What to produce:
Give every line from the entries that contains "color".

--------

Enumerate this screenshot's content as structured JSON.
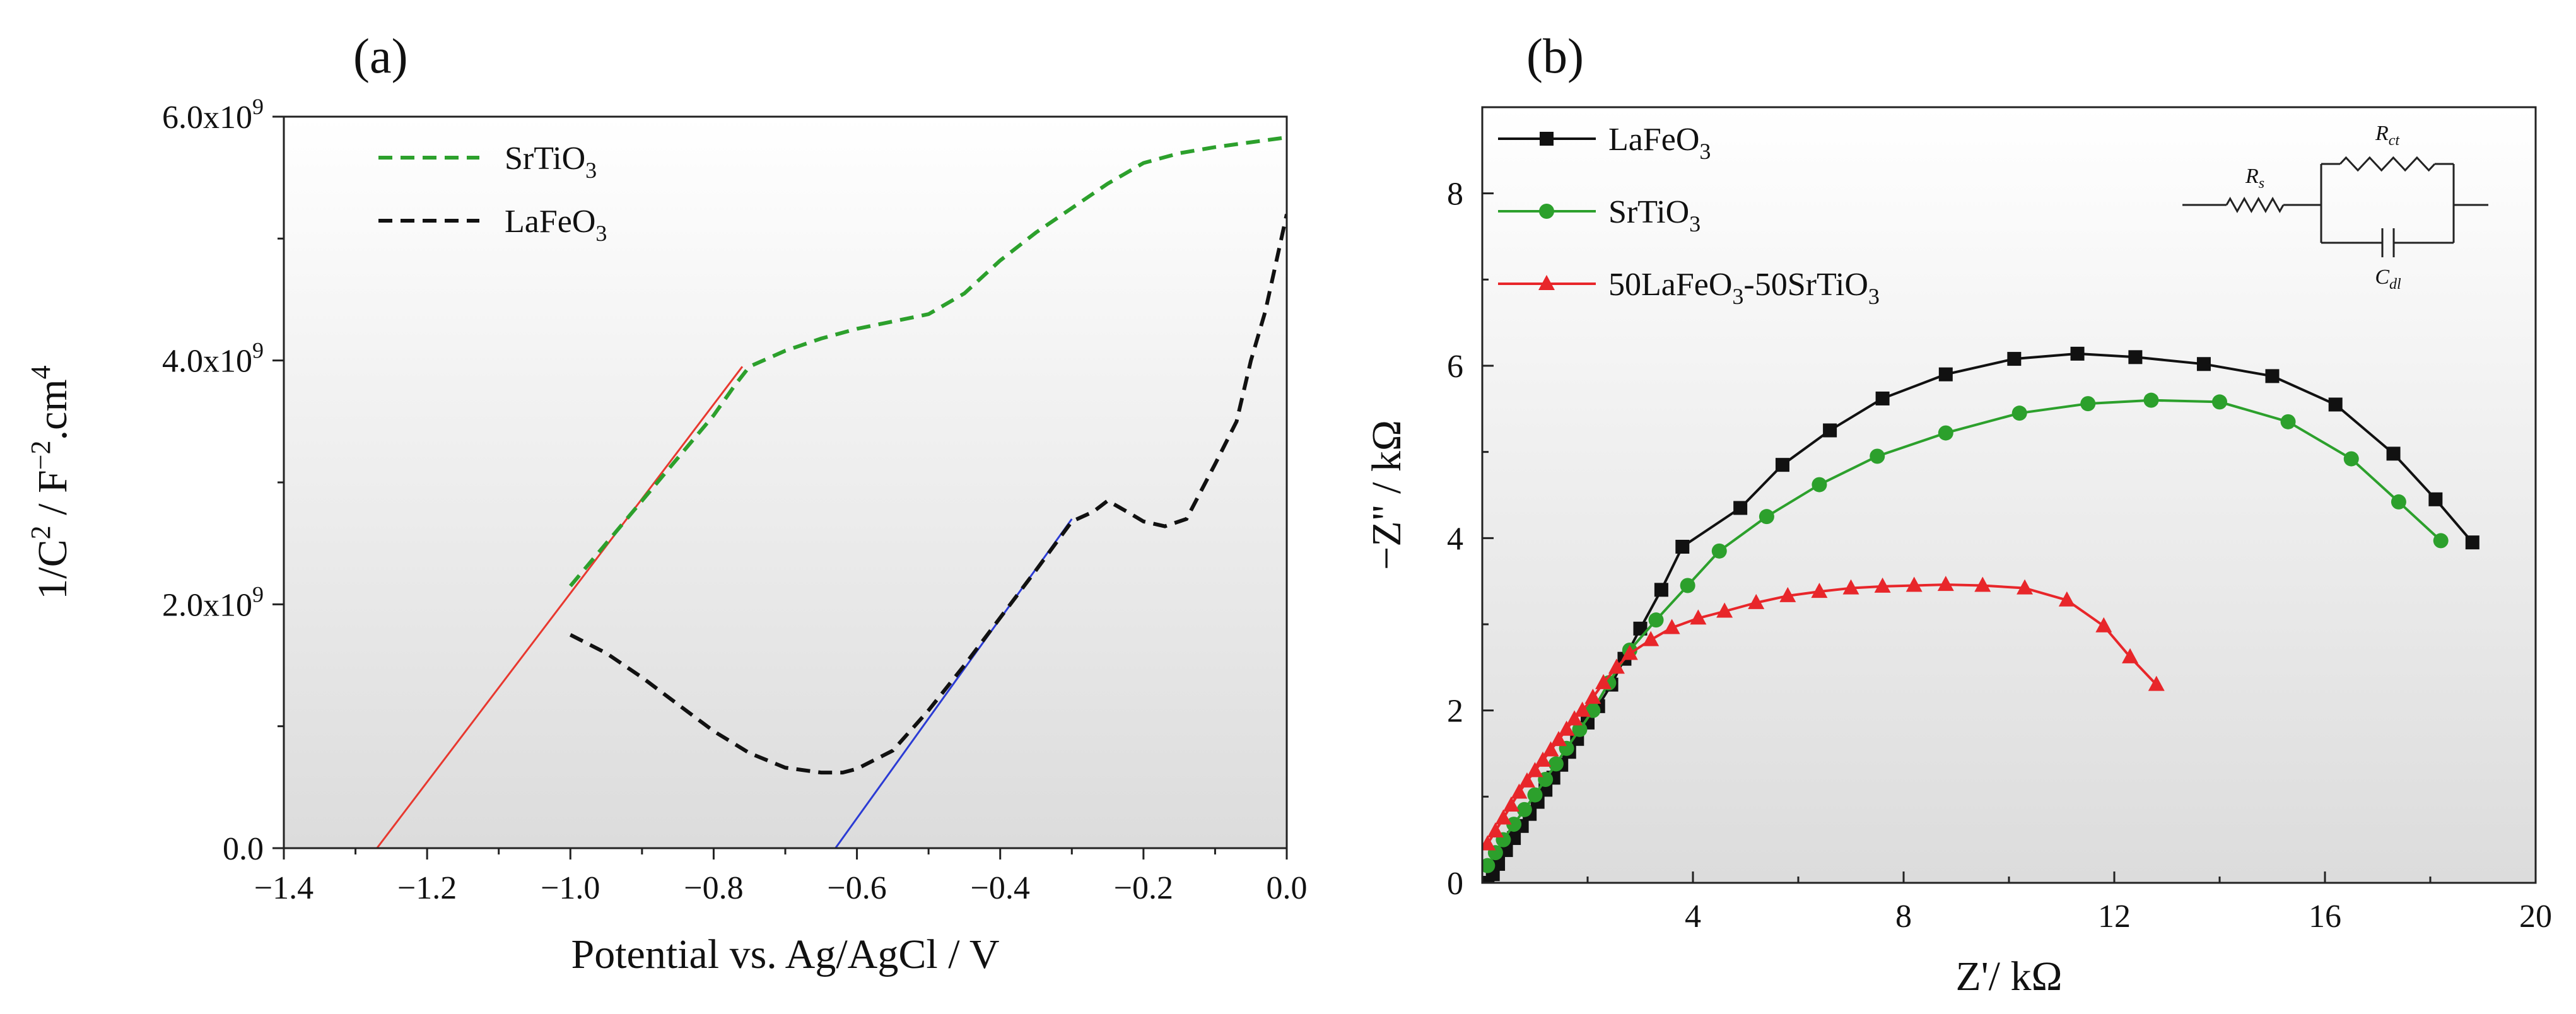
{
  "chart_data": [
    {
      "type": "line",
      "panel_label": "(a)",
      "xlabel": "Potential vs. Ag/AgCl / V",
      "ylabel": "1/C2 / F-2.cm4",
      "ylabel_parts": {
        "main1": "1/C",
        "sup1": "2",
        "main2": " / F",
        "sup2": "−2",
        "main3": ".cm",
        "sup3": "4"
      },
      "xlim": [
        -1.4,
        0.0
      ],
      "ylim": [
        0,
        6000000000
      ],
      "xticks": [
        -1.4,
        -1.2,
        -1.0,
        -0.8,
        -0.6,
        -0.4,
        -0.2,
        0.0
      ],
      "xtick_labels": [
        "−1.4",
        "−1.2",
        "−1.0",
        "−0.8",
        "−0.6",
        "−0.4",
        "−0.2",
        "0.0"
      ],
      "yticks": [
        0,
        2000000000,
        4000000000,
        6000000000
      ],
      "ytick_labels": [
        {
          "main": "0.0",
          "sup": ""
        },
        {
          "main": "2.0x10",
          "sup": "9"
        },
        {
          "main": "4.0x10",
          "sup": "9"
        },
        {
          "main": "6.0x10",
          "sup": "9"
        }
      ],
      "legend_position": "top-left",
      "series": [
        {
          "name": "SrTiO3",
          "label_main": "SrTiO",
          "label_sub": "3",
          "color": "#2ca02c",
          "style": "dashed",
          "x": [
            -1.0,
            -0.95,
            -0.9,
            -0.85,
            -0.8,
            -0.77,
            -0.75,
            -0.7,
            -0.65,
            -0.6,
            -0.55,
            -0.5,
            -0.45,
            -0.4,
            -0.35,
            -0.3,
            -0.25,
            -0.2,
            -0.15,
            -0.1,
            -0.05,
            0.0
          ],
          "y": [
            2150000000,
            2500000000,
            2850000000,
            3200000000,
            3550000000,
            3800000000,
            3950000000,
            4080000000,
            4180000000,
            4260000000,
            4320000000,
            4380000000,
            4550000000,
            4820000000,
            5050000000,
            5250000000,
            5450000000,
            5620000000,
            5700000000,
            5750000000,
            5790000000,
            5830000000
          ]
        },
        {
          "name": "LaFeO3",
          "label_main": "LaFeO",
          "label_sub": "3",
          "color": "#111111",
          "style": "dashed",
          "x": [
            -1.0,
            -0.95,
            -0.9,
            -0.85,
            -0.8,
            -0.75,
            -0.7,
            -0.65,
            -0.62,
            -0.6,
            -0.55,
            -0.5,
            -0.45,
            -0.4,
            -0.35,
            -0.3,
            -0.27,
            -0.25,
            -0.22,
            -0.2,
            -0.17,
            -0.14,
            -0.1,
            -0.07,
            -0.05,
            -0.03,
            0.0
          ],
          "y": [
            1750000000,
            1600000000,
            1400000000,
            1180000000,
            960000000,
            780000000,
            660000000,
            620000000,
            620000000,
            650000000,
            800000000,
            1130000000,
            1500000000,
            1890000000,
            2280000000,
            2680000000,
            2760000000,
            2850000000,
            2750000000,
            2680000000,
            2640000000,
            2700000000,
            3150000000,
            3500000000,
            4000000000,
            4400000000,
            5200000000
          ]
        }
      ],
      "fit_lines": [
        {
          "name": "SrTiO3 linear fit",
          "color": "#e8382f",
          "x": [
            -1.27,
            -0.76
          ],
          "y": [
            0,
            3950000000
          ]
        },
        {
          "name": "LaFeO3 linear fit",
          "color": "#2b3bd4",
          "x": [
            -0.63,
            -0.3
          ],
          "y": [
            0,
            2700000000
          ]
        }
      ]
    },
    {
      "type": "line",
      "panel_label": "(b)",
      "xlabel": "Z'/ kΩ",
      "ylabel": "−Z\" / kΩ",
      "xlim": [
        0,
        20
      ],
      "ylim": [
        0,
        9
      ],
      "xticks": [
        4,
        8,
        12,
        16,
        20
      ],
      "xtick_labels": [
        "4",
        "8",
        "12",
        "16",
        "20"
      ],
      "yticks": [
        0,
        2,
        4,
        6,
        8
      ],
      "ytick_labels": [
        "0",
        "2",
        "4",
        "6",
        "8"
      ],
      "legend_position": "top-left",
      "series": [
        {
          "name": "LaFeO3",
          "label_main": "LaFeO",
          "label_sub": "3",
          "label_tail": "",
          "color": "#111111",
          "marker": "square",
          "x": [
            0.1,
            0.2,
            0.3,
            0.45,
            0.6,
            0.75,
            0.9,
            1.05,
            1.2,
            1.35,
            1.5,
            1.65,
            1.8,
            2.0,
            2.2,
            2.45,
            2.7,
            3.0,
            3.4,
            3.8,
            4.9,
            5.7,
            6.6,
            7.6,
            8.8,
            10.1,
            11.3,
            12.4,
            13.7,
            15.0,
            16.2,
            17.3,
            18.1,
            18.8
          ],
          "y": [
            0.0,
            0.1,
            0.22,
            0.38,
            0.52,
            0.66,
            0.8,
            0.94,
            1.08,
            1.22,
            1.37,
            1.52,
            1.67,
            1.86,
            2.05,
            2.3,
            2.6,
            2.95,
            3.4,
            3.9,
            4.35,
            4.85,
            5.25,
            5.62,
            5.9,
            6.08,
            6.14,
            6.1,
            6.02,
            5.88,
            5.55,
            4.98,
            4.45,
            3.95
          ]
        },
        {
          "name": "SrTiO3",
          "label_main": "SrTiO",
          "label_sub": "3",
          "label_tail": "",
          "color": "#2ca02c",
          "marker": "circle",
          "x": [
            0.1,
            0.25,
            0.4,
            0.6,
            0.8,
            1.0,
            1.2,
            1.4,
            1.6,
            1.85,
            2.1,
            2.4,
            2.8,
            3.3,
            3.9,
            4.5,
            5.4,
            6.4,
            7.5,
            8.8,
            10.2,
            11.5,
            12.7,
            14.0,
            15.3,
            16.5,
            17.4,
            18.2
          ],
          "y": [
            0.2,
            0.35,
            0.5,
            0.68,
            0.85,
            1.02,
            1.2,
            1.38,
            1.56,
            1.78,
            2.0,
            2.32,
            2.7,
            3.05,
            3.45,
            3.85,
            4.25,
            4.62,
            4.95,
            5.22,
            5.45,
            5.56,
            5.6,
            5.58,
            5.35,
            4.92,
            4.42,
            3.97
          ]
        },
        {
          "name": "50LaFeO3-50SrTiO3",
          "label_main": "50LaFeO",
          "label_sub": "3",
          "label_tail": "-50SrTiO",
          "label_sub2": "3",
          "color": "#e8262a",
          "marker": "triangle",
          "x": [
            0.1,
            0.25,
            0.4,
            0.55,
            0.7,
            0.85,
            1.0,
            1.15,
            1.3,
            1.45,
            1.6,
            1.75,
            1.9,
            2.1,
            2.3,
            2.55,
            2.8,
            3.2,
            3.6,
            4.1,
            4.6,
            5.2,
            5.8,
            6.4,
            7.0,
            7.6,
            8.2,
            8.8,
            9.5,
            10.3,
            11.1,
            11.8,
            12.3,
            12.8
          ],
          "y": [
            0.45,
            0.6,
            0.75,
            0.9,
            1.05,
            1.18,
            1.3,
            1.42,
            1.54,
            1.66,
            1.78,
            1.9,
            2.0,
            2.15,
            2.32,
            2.5,
            2.66,
            2.82,
            2.96,
            3.07,
            3.15,
            3.25,
            3.33,
            3.38,
            3.42,
            3.44,
            3.45,
            3.46,
            3.45,
            3.42,
            3.28,
            2.98,
            2.62,
            2.3
          ]
        }
      ],
      "inset": {
        "description": "equivalent circuit",
        "rs": {
          "main": "R",
          "sub": "s"
        },
        "rct": {
          "main": "R",
          "sub": "ct"
        },
        "cdl": {
          "main": "C",
          "sub": "dl"
        }
      }
    }
  ]
}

--------

The solution:
          "color": "#2ca02c",
          "color": "#111111",
          "color": "#e8382f",
          "color": "#2b3bd4",
          "color": "#111111",
          "color": "#2ca02c",
          "color": "#e8262a",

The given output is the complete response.